_What is expected_
Your task is to give the data again, exactly, with every line intact.

_Record list_
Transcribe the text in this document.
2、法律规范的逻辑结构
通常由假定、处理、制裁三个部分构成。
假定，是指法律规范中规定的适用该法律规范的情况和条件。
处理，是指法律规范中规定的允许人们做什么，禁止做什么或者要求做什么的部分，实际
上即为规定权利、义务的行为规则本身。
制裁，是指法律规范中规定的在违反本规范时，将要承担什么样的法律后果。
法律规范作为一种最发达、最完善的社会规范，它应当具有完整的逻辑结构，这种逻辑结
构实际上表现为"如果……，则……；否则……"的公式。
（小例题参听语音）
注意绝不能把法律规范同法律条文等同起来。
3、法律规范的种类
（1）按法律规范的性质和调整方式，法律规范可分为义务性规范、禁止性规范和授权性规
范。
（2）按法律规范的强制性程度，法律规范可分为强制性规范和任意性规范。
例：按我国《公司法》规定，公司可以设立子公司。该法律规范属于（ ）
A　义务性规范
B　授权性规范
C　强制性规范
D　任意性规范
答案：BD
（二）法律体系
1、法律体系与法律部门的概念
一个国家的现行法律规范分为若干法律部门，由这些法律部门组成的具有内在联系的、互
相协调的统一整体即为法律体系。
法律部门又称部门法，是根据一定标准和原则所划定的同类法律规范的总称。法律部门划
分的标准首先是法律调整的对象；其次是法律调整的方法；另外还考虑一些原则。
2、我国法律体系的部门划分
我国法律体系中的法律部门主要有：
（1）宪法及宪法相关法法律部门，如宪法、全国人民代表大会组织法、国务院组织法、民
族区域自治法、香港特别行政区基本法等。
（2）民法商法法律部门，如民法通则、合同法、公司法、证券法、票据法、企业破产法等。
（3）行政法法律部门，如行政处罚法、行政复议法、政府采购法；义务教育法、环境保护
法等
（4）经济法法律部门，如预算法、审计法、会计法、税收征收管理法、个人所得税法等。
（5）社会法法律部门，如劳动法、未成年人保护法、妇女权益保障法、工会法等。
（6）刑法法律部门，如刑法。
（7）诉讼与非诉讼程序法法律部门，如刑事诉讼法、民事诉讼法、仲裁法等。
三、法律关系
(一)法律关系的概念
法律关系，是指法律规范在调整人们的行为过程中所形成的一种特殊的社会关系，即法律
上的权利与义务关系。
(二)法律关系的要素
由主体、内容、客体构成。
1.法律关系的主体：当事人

_Worked answer_
Transcribe the text in this document.
2、法律规范的逻辑结构
通常由假定、处理、制裁三个部分构成。
假定，是指法律规范中规定的适用该法律规范的情况和条件。
处理，是指法律规范中规定的允许人们做什么，禁止做什么或者要求做什么的部分，实际
上即为规定权利、义务的行为规则本身。
制裁，是指法律规范中规定的在违反本规范时，将要承担什么样的法律后果。
法律规范作为一种最发达、最完善的社会规范，它应当具有完整的逻辑结构，这种逻辑结
构实际上表现为"如果……，则……；否则……"的公式。
（小例题参听语音）
注意绝不能把法律规范同法律条文等同起来。
3、法律规范的种类
（1）按法律规范的性质和调整方式，法律规范可分为义务性规范、禁止性规范和授权性规
范。
（2）按法律规范的强制性程度，法律规范可分为强制性规范和任意性规范。
例：按我国《公司法》规定，公司可以设立子公司。该法律规范属于（ ）
A　义务性规范
B　授权性规范
C　强制性规范
D　任意性规范
答案：BD
（二）法律体系
1、法律体系与法律部门的概念
一个国家的现行法律规范分为若干法律部门，由这些法律部门组成的具有内在联系的、互
相协调的统一整体即为法律体系。
法律部门又称部门法，是根据一定标准和原则所划定的同类法律规范的总称。法律部门划
分的标准首先是法律调整的对象；其次是法律调整的方法；另外还考虑一些原则。
2、我国法律体系的部门划分
我国法律体系中的法律部门主要有：
（1）宪法及宪法相关法法律部门，如宪法、全国人民代表大会组织法、国务院组织法、民
族区域自治法、香港特别行政区基本法等。
（2）民法商法法律部门，如民法通则、合同法、公司法、证券法、票据法、企业破产法等。
（3）行政法法律部门，如行政处罚法、行政复议法、政府采购法；义务教育法、环境保护
法等
（4）经济法法律部门，如预算法、审计法、会计法、税收征收管理法、个人所得税法等。
（5）社会法法律部门，如劳动法、未成年人保护法、妇女权益保障法、工会法等。
（6）刑法法律部门，如刑法。
（7）诉讼与非诉讼程序法法律部门，如刑事诉讼法、民事诉讼法、仲裁法等。
三、法律关系
(一)法律关系的概念
法律关系，是指法律规范在调整人们的行为过程中所形成的一种特殊的社会关系，即法律
上的权利与义务关系。
(二)法律关系的要素
由主体、内容、客体构成。
1.法律关系的主体：当事人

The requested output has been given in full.